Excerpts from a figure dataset
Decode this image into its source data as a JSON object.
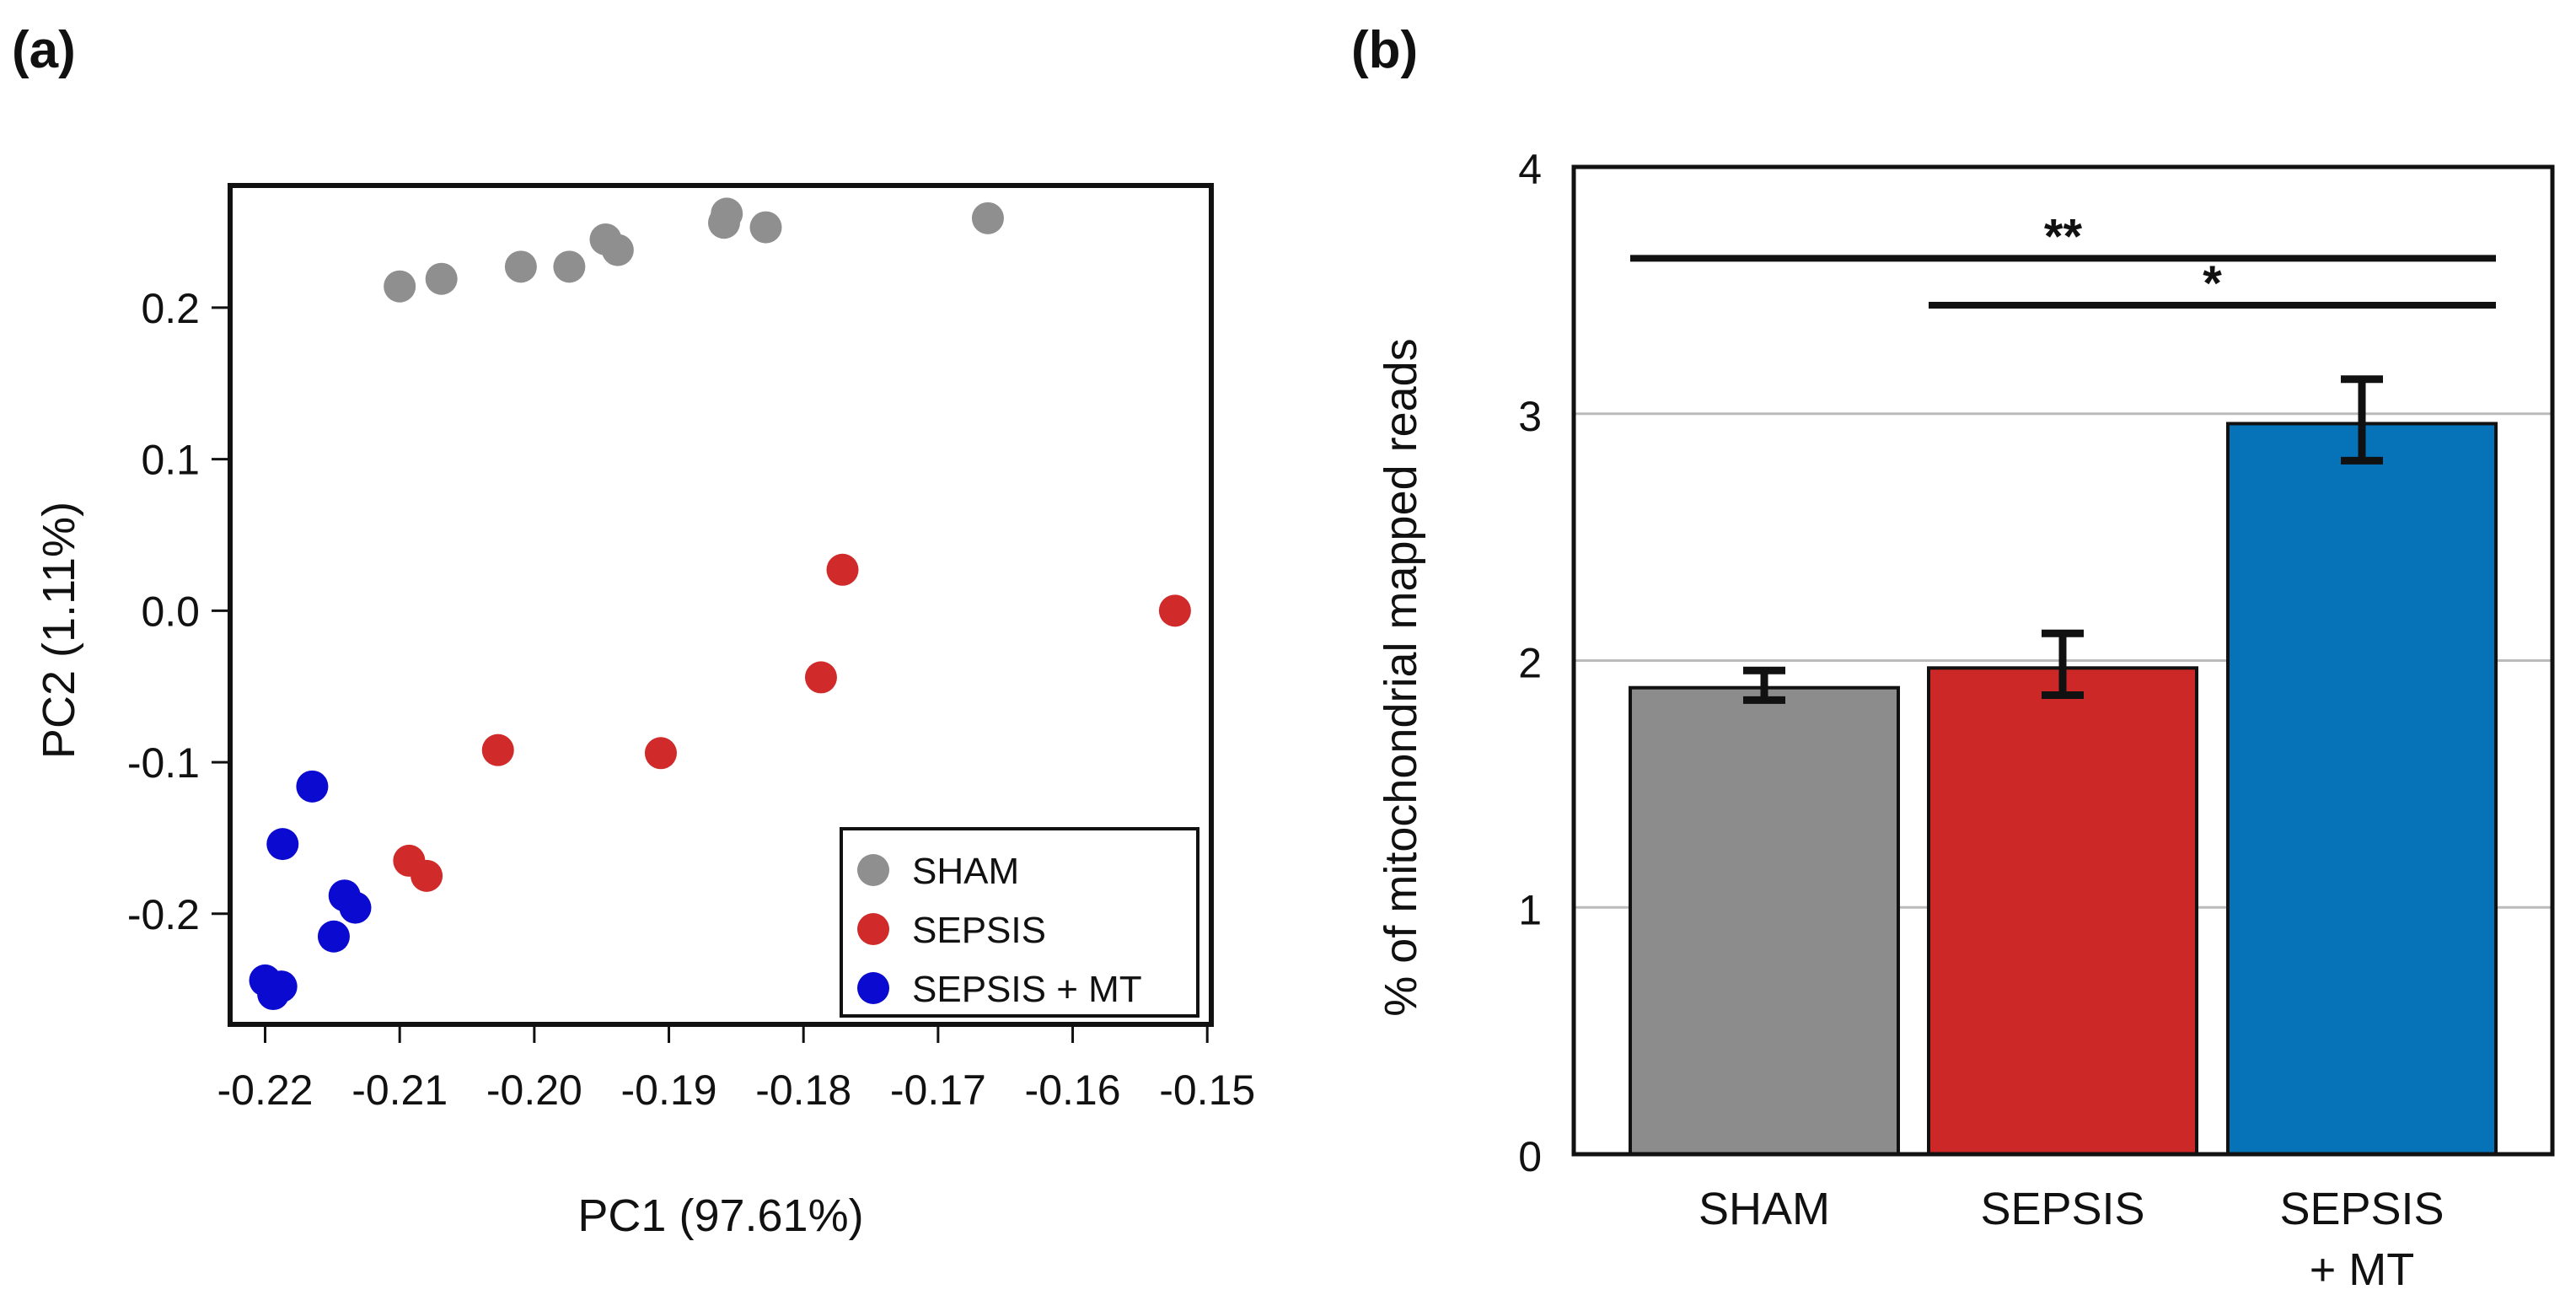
{
  "chart_data": [
    {
      "panel_label": "(a)",
      "type": "scatter",
      "xlabel": "PC1 (97.61%)",
      "ylabel": "PC2 (1.11%)",
      "xlim": [
        -0.2226,
        -0.1497
      ],
      "ylim": [
        -0.273,
        0.2806
      ],
      "xticks": [
        -0.22,
        -0.21,
        -0.2,
        -0.19,
        -0.18,
        -0.17,
        -0.16,
        -0.15
      ],
      "xtick_labels": [
        "-0.22",
        "-0.21",
        "-0.20",
        "-0.19",
        "-0.18",
        "-0.17",
        "-0.16",
        "-0.15"
      ],
      "yticks": [
        0.2,
        0.1,
        0.0,
        -0.1,
        -0.2
      ],
      "ytick_labels": [
        "0.2",
        "0.1",
        "0.0",
        "-0.1",
        "-0.2"
      ],
      "grid": false,
      "legend_position": "bottom-right",
      "series": [
        {
          "name": "SHAM",
          "color": "#8f8f8f",
          "points": [
            [
              -0.21,
              0.214
            ],
            [
              -0.2069,
              0.219
            ],
            [
              -0.201,
              0.227
            ],
            [
              -0.1974,
              0.227
            ],
            [
              -0.1947,
              0.245
            ],
            [
              -0.1938,
              0.238
            ],
            [
              -0.1859,
              0.256
            ],
            [
              -0.1857,
              0.262
            ],
            [
              -0.1828,
              0.253
            ],
            [
              -0.1663,
              0.259
            ]
          ]
        },
        {
          "name": "SEPSIS",
          "color": "#d02a2a",
          "points": [
            [
              -0.1771,
              0.027
            ],
            [
              -0.1524,
              0.0
            ],
            [
              -0.1787,
              -0.044
            ],
            [
              -0.2027,
              -0.092
            ],
            [
              -0.1906,
              -0.094
            ],
            [
              -0.2093,
              -0.165
            ],
            [
              -0.208,
              -0.175
            ]
          ]
        },
        {
          "name": "SEPSIS + MT",
          "color": "#0a0ad0",
          "points": [
            [
              -0.2165,
              -0.116
            ],
            [
              -0.2187,
              -0.154
            ],
            [
              -0.2141,
              -0.188
            ],
            [
              -0.2133,
              -0.196
            ],
            [
              -0.2149,
              -0.215
            ],
            [
              -0.22,
              -0.244
            ],
            [
              -0.2188,
              -0.248
            ],
            [
              -0.2194,
              -0.253
            ]
          ]
        }
      ]
    },
    {
      "panel_label": "(b)",
      "type": "bar",
      "categories": [
        "SHAM",
        "SEPSIS",
        "SEPSIS\n+ MT"
      ],
      "category_lines": [
        [
          "SHAM"
        ],
        [
          "SEPSIS"
        ],
        [
          "SEPSIS",
          "+ MT"
        ]
      ],
      "values": [
        1.89,
        1.97,
        2.96
      ],
      "error_low": [
        1.84,
        1.86,
        2.81
      ],
      "error_high": [
        1.96,
        2.11,
        3.14
      ],
      "colors": [
        "#8c8c8c",
        "#cc2828",
        "#0672b8"
      ],
      "xlabel": "",
      "ylabel": "% of mitochondrial mapped reads",
      "ylim": [
        0,
        4
      ],
      "yticks": [
        0,
        1,
        2,
        3,
        4
      ],
      "ytick_labels": [
        "0",
        "1",
        "2",
        "3",
        "4"
      ],
      "grid": true,
      "significance": [
        {
          "from": 0,
          "to": 2,
          "y": 3.63,
          "label": "**"
        },
        {
          "from": 1,
          "to": 2,
          "y": 3.44,
          "label": "*"
        }
      ]
    }
  ]
}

- _GIVEN PROBLEM_:
Search the lines for "SEPSIS". Copy each line that has it.

- _WRITTEN ANSWER_:
          "name": "SEPSIS",
          "name": "SEPSIS + MT",
        "SEPSIS",
        "SEPSIS\n+ MT"
          "SEPSIS"
          "SEPSIS",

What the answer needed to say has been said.